>> begin DATASET RECORDS
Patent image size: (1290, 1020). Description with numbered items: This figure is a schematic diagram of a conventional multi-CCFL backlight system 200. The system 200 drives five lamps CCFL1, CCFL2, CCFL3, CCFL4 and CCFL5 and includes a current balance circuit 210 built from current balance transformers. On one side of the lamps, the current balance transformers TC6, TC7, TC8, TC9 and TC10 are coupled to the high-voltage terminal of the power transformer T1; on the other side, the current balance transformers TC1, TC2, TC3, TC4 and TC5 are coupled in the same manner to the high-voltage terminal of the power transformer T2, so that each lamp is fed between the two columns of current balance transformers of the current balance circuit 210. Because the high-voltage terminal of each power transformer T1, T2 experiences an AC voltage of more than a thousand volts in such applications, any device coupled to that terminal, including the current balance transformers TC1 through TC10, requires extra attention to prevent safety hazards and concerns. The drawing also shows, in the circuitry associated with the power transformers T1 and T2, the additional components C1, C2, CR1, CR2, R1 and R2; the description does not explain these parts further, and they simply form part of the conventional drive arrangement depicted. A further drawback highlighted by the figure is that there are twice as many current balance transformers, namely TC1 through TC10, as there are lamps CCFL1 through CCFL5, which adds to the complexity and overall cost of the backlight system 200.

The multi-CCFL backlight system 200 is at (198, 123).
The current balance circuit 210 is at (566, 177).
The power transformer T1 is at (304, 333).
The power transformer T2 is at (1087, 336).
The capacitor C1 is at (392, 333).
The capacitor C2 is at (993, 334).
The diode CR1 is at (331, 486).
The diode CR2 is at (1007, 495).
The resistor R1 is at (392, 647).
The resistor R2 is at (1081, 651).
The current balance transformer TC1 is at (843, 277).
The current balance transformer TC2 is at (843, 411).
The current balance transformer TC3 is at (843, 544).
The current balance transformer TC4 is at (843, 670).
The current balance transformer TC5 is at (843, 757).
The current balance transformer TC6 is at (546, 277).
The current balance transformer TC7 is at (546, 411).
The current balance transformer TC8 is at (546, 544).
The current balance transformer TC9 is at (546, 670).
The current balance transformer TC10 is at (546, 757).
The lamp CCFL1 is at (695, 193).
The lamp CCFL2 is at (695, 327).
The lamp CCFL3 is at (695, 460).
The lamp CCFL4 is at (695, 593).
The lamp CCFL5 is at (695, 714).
>> end DATASET RECORDS
GOAL OF THE EXERCISE —
Identify every line in the items above that contains the string "system" and copy each such line in full. Treat uppercase and lowercase letters as distinct when matching.

REPLY TO THE TASK —
Patent image size: (1290, 1020). Description with numbered items: This figure is a schematic diagram of a conventional multi-CCFL backlight system 200. The system 200 drives five lamps CCFL1, CCFL2, CCFL3, CCFL4 and CCFL5 and includes a current balance circuit 210 built from current balance transformers. On one side of the lamps, the current balance transformers TC6, TC7, TC8, TC9 and TC10 are coupled to the high-voltage terminal of the power transformer T1; on the other side, the current balance transformers TC1, TC2, TC3, TC4 and TC5 are coupled in the same manner to the high-voltage terminal of the power transformer T2, so that each lamp is fed between the two columns of current balance transformers of the current balance circuit 210. Because the high-voltage terminal of each power transformer T1, T2 experiences an AC voltage of more than a thousand volts in such applications, any device coupled to that terminal, including the current balance transformers TC1 through TC10, requires extra attention to prevent safety hazards and concerns. The drawing also shows, in the circuitry associated with the power transformers T1 and T2, the additional components C1, C2, CR1, CR2, R1 and R2; the description does not explain these parts further, and they simply form part of the conventional drive arrangement depicted. A further drawback highlighted by the figure is that there are twice as many current balance transformers, namely TC1 through TC10, as there are lamps CCFL1 through CCFL5, which adds to the complexity and overall cost of the backlight system 200.
The multi-CCFL backlight system 200 is at (198, 123).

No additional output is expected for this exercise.